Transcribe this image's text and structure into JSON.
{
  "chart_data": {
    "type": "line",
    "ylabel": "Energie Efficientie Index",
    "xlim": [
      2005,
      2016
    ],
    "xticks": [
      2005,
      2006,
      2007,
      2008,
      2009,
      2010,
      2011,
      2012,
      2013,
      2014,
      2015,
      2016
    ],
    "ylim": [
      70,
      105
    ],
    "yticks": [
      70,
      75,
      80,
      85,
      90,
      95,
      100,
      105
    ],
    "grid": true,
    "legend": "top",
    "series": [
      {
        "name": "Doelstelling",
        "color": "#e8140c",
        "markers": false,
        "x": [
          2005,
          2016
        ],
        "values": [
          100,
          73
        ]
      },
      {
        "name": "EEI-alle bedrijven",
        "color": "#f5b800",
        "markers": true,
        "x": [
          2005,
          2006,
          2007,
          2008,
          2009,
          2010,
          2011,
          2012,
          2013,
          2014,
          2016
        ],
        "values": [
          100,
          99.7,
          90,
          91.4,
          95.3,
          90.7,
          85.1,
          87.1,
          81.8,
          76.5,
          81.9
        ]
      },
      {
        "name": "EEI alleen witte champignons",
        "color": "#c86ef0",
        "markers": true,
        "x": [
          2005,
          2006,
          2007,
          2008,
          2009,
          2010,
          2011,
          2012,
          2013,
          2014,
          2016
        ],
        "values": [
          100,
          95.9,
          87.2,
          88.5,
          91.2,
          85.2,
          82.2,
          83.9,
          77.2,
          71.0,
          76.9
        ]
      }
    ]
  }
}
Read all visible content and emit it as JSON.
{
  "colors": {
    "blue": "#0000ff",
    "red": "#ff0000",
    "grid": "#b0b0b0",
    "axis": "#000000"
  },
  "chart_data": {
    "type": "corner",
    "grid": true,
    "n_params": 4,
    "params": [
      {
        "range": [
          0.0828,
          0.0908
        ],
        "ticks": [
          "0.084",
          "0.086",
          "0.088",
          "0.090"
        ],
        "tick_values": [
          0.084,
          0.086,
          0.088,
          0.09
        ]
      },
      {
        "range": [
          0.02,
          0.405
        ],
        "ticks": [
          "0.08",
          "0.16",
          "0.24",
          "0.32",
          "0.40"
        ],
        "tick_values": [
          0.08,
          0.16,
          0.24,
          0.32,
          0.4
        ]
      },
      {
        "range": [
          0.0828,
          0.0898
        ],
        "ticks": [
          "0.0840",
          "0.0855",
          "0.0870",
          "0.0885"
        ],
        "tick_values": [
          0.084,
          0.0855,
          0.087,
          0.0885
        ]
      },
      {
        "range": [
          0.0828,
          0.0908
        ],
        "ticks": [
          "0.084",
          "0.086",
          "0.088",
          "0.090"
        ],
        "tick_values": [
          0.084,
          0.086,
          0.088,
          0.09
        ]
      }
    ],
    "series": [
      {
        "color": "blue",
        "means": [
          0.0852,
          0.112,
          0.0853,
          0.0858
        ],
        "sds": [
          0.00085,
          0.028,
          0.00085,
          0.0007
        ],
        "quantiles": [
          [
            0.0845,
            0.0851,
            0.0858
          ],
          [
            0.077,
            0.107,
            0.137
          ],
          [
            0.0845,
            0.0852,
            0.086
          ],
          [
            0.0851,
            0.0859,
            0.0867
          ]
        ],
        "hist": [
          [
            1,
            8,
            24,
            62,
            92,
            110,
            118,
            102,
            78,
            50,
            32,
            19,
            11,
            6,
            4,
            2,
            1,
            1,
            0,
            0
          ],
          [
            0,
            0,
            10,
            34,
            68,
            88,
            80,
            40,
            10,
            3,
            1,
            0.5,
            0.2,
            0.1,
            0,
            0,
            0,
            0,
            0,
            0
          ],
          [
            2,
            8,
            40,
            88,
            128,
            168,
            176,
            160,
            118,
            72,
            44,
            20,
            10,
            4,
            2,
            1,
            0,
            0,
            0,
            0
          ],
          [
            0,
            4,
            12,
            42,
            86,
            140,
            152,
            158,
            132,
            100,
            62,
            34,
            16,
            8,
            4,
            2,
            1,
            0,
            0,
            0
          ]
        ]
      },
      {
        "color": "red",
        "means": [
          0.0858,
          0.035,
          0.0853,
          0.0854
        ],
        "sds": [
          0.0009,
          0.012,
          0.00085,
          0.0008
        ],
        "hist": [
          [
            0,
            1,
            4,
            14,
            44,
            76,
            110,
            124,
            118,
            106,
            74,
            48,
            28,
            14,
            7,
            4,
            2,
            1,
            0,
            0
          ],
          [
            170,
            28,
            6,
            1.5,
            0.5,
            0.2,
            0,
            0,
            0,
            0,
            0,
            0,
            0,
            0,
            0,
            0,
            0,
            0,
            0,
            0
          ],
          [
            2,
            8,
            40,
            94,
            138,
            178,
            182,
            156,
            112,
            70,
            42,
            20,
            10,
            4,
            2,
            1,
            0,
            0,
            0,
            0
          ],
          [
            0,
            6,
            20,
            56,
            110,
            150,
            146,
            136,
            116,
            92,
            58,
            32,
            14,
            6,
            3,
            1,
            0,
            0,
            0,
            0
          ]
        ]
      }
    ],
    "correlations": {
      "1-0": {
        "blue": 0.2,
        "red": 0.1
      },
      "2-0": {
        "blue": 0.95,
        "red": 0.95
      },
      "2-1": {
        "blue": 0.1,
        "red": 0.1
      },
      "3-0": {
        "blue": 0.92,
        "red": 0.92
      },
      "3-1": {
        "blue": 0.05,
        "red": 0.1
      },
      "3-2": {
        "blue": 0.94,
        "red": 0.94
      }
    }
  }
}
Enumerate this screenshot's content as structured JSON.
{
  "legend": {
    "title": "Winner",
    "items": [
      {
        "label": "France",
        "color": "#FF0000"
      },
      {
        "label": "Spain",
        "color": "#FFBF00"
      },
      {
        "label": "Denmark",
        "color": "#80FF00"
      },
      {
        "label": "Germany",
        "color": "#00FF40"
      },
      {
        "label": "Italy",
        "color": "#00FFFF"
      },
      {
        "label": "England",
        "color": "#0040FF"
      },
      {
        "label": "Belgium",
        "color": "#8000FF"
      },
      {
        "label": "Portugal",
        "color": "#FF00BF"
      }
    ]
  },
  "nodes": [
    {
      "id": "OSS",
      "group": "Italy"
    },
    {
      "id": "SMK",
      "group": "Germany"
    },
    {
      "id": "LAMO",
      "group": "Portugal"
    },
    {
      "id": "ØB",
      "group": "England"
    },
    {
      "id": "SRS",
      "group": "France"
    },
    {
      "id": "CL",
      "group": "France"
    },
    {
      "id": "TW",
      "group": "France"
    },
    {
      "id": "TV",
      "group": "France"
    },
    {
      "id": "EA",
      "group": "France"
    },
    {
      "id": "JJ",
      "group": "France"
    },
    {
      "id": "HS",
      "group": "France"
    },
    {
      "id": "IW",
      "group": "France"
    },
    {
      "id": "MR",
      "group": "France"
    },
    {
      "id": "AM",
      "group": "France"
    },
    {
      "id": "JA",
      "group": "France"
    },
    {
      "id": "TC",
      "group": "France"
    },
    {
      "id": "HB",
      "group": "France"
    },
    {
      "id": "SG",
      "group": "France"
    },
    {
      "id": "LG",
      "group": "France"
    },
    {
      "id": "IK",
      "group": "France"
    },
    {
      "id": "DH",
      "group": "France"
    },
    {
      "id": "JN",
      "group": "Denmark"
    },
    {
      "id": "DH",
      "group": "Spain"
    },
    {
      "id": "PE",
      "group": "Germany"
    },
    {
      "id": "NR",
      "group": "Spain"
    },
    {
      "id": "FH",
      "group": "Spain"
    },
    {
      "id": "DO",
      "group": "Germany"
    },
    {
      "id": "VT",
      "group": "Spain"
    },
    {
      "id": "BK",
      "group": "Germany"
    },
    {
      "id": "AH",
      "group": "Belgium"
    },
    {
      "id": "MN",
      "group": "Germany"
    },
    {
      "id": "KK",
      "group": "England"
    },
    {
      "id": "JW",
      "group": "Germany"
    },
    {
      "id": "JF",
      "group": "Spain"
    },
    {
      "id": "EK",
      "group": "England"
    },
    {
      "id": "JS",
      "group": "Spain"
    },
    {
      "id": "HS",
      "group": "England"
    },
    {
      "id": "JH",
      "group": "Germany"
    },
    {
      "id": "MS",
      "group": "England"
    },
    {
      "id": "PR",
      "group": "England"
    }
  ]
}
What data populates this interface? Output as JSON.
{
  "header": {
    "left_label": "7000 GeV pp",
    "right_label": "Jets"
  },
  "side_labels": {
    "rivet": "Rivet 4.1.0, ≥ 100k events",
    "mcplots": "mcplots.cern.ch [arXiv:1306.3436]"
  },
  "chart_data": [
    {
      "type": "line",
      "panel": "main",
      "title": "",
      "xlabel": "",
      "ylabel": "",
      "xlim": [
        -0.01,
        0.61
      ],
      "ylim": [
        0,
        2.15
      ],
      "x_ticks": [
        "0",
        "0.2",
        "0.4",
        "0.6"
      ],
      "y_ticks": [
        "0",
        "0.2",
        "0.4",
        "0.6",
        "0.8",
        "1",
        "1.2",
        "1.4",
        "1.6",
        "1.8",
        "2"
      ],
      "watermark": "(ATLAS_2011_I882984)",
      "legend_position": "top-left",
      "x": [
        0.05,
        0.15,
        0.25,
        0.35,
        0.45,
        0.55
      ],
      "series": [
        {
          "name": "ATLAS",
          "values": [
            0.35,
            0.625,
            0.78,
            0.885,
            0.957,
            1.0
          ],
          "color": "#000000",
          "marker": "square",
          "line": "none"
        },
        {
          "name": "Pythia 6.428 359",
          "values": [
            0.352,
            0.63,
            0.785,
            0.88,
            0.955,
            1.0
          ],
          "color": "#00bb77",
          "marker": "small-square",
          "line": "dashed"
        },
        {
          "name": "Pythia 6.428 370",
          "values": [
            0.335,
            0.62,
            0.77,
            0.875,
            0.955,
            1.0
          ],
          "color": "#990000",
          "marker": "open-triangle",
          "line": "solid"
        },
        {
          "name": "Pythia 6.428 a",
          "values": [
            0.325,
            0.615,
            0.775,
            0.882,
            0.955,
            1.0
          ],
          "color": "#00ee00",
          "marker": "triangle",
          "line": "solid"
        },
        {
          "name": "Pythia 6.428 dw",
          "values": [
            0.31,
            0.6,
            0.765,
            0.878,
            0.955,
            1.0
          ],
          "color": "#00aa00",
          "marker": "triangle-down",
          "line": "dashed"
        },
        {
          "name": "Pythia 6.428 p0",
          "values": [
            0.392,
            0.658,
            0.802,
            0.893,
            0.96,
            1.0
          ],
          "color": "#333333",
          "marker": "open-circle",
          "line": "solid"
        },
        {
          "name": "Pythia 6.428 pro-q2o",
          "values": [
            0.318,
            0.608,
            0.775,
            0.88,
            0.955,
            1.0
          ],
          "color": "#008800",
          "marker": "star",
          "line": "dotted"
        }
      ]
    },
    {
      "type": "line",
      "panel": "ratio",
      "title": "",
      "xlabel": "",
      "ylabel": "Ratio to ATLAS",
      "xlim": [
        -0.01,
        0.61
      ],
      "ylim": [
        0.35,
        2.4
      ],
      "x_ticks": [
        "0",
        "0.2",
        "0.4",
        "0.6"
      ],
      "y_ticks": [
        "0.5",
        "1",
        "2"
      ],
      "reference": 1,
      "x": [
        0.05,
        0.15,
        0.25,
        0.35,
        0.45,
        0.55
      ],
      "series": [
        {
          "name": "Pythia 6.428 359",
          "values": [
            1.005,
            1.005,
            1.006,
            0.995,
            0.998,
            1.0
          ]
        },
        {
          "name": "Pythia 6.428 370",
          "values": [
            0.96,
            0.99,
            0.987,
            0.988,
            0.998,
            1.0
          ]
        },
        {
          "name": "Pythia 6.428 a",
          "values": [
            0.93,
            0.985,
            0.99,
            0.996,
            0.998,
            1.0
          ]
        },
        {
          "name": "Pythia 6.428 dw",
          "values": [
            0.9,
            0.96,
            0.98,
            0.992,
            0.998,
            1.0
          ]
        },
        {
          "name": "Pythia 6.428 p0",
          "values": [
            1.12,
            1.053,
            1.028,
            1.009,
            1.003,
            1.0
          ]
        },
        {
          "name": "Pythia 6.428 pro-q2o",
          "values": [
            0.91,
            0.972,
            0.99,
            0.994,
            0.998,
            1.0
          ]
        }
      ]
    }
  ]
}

*Stated exercise*: Using the listing above, show every line that includes the string "ylabel".

*Final answer*:
    "ylabel": "Energie Efficientie Index",
      "ylabel": "",
      "ylabel": "Ratio to ATLAS",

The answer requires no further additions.